The input:
****************************************
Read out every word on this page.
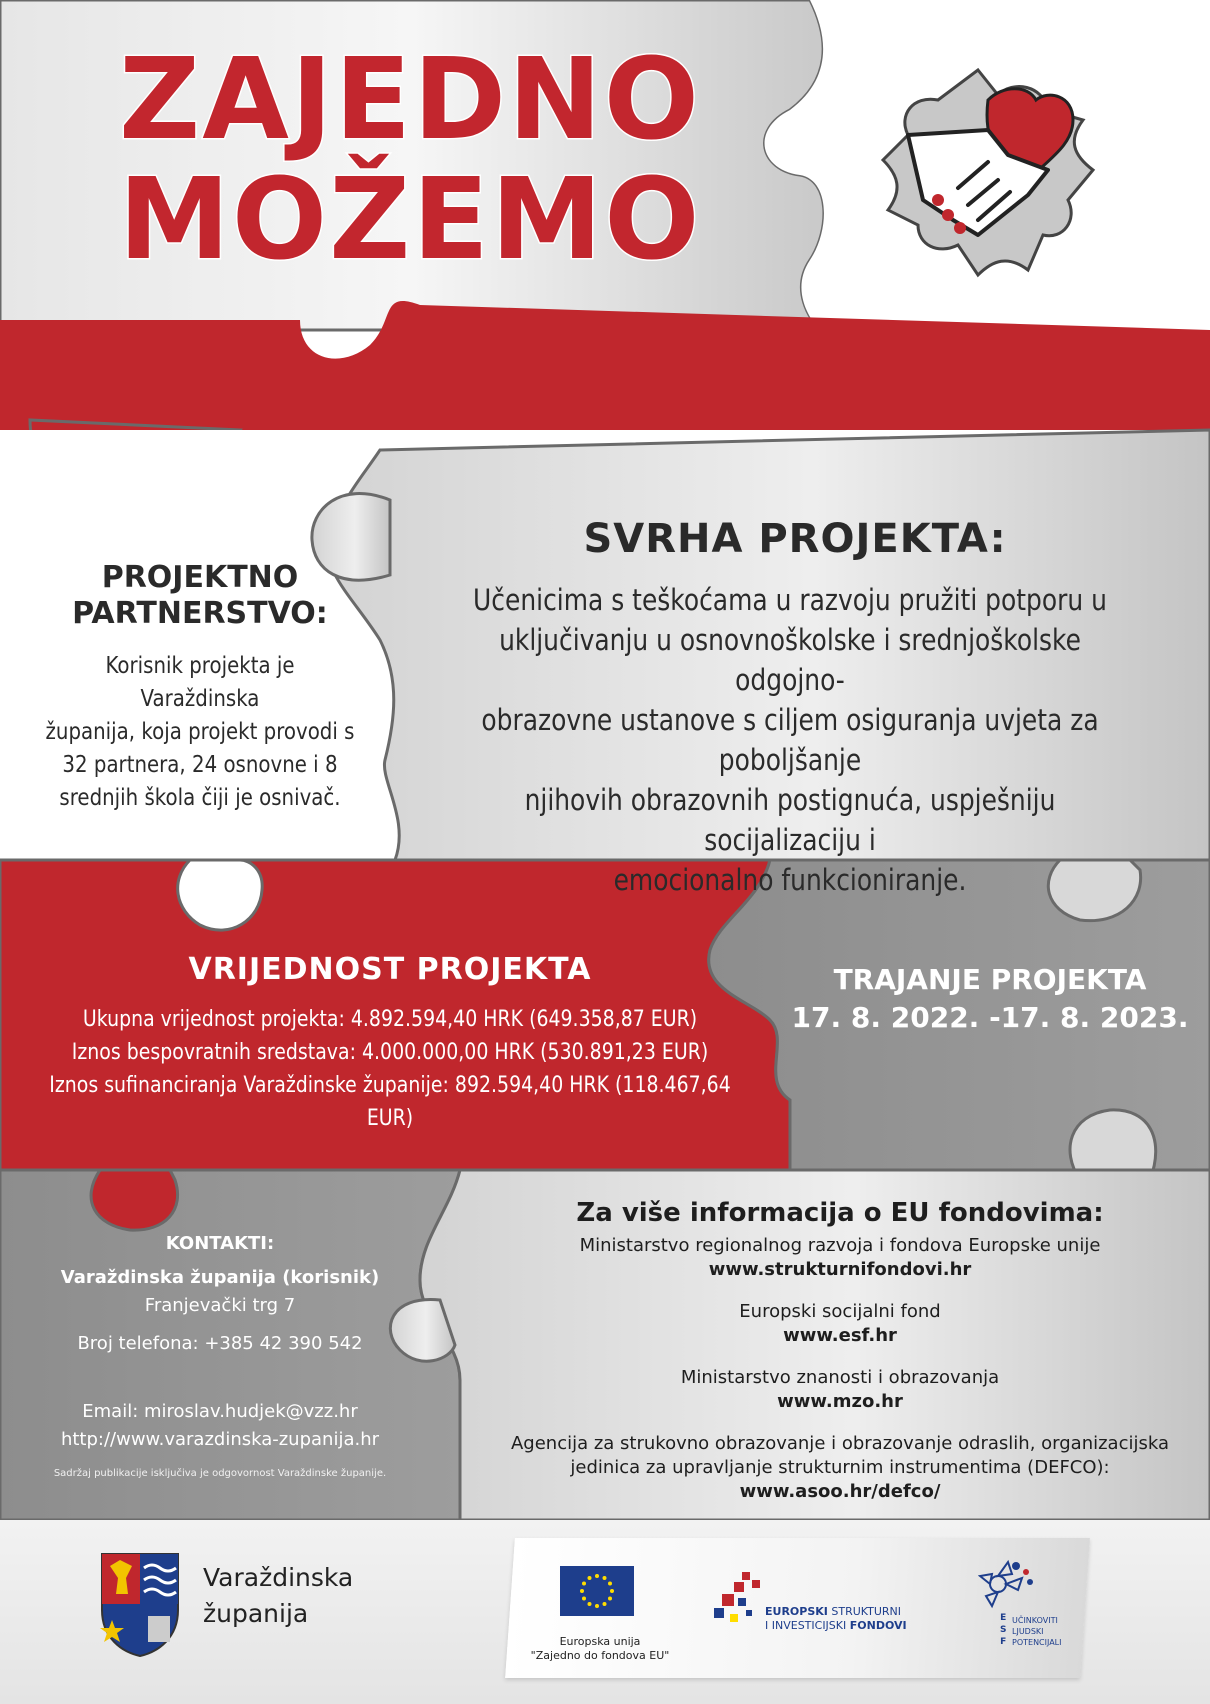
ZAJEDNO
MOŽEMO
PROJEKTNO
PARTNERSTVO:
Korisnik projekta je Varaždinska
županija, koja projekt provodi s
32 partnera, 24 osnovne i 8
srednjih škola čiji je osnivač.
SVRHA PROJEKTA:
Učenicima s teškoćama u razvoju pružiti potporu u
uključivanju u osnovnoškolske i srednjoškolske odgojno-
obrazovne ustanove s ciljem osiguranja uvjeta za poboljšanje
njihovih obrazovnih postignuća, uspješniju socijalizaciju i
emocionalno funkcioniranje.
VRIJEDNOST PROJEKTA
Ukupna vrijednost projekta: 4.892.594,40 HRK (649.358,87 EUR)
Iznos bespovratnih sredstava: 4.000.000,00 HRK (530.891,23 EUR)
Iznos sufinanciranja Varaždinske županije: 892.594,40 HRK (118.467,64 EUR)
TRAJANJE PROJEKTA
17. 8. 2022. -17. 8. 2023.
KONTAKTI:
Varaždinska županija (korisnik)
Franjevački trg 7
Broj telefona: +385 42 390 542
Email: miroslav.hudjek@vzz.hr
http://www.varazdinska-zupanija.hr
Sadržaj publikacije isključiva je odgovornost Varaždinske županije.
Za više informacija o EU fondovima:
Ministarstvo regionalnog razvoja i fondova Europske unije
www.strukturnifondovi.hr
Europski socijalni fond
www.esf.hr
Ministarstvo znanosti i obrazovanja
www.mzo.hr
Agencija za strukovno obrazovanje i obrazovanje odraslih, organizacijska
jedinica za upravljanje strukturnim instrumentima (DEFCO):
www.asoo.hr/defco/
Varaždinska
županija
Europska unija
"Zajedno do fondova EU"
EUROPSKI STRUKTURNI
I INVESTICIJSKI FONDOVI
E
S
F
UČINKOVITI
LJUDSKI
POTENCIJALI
****************************************
Directive: Write out all the records again, exactly, minus any pictures.

Output of the exercise:
Read out every word on this page.
ZAJEDNO
MOŽEMO
PROJEKTNO
PARTNERSTVO:
Korisnik projekta je Varaždinska
županija, koja projekt provodi s
32 partnera, 24 osnovne i 8
srednjih škola čiji je osnivač.
SVRHA PROJEKTA:
Učenicima s teškoćama u razvoju pružiti potporu u
uključivanju u osnovnoškolske i srednjoškolske odgojno-
obrazovne ustanove s ciljem osiguranja uvjeta za poboljšanje
njihovih obrazovnih postignuća, uspješniju socijalizaciju i
emocionalno funkcioniranje.
VRIJEDNOST PROJEKTA
Ukupna vrijednost projekta: 4.892.594,40 HRK (649.358,87 EUR)
Iznos bespovratnih sredstava: 4.000.000,00 HRK (530.891,23 EUR)
Iznos sufinanciranja Varaždinske županije: 892.594,40 HRK (118.467,64 EUR)
TRAJANJE PROJEKTA
17. 8. 2022. -17. 8. 2023.
KONTAKTI:
Varaždinska županija (korisnik)
Franjevački trg 7
Broj telefona: +385 42 390 542
Email: miroslav.hudjek@vzz.hr
http://www.varazdinska-zupanija.hr
Sadržaj publikacije isključiva je odgovornost Varaždinske županije.
Za više informacija o EU fondovima:
Ministarstvo regionalnog razvoja i fondova Europske unije
www.strukturnifondovi.hr
Europski socijalni fond
www.esf.hr
Ministarstvo znanosti i obrazovanja
www.mzo.hr
Agencija za strukovno obrazovanje i obrazovanje odraslih, organizacijska
jedinica za upravljanje strukturnim instrumentima (DEFCO):
www.asoo.hr/defco/
Varaždinska
županija
Europska unija
"Zajedno do fondova EU"
EUROPSKI STRUKTURNI
I INVESTICIJSKI FONDOVI
E
S
F
UČINKOVITI
LJUDSKI
POTENCIJALI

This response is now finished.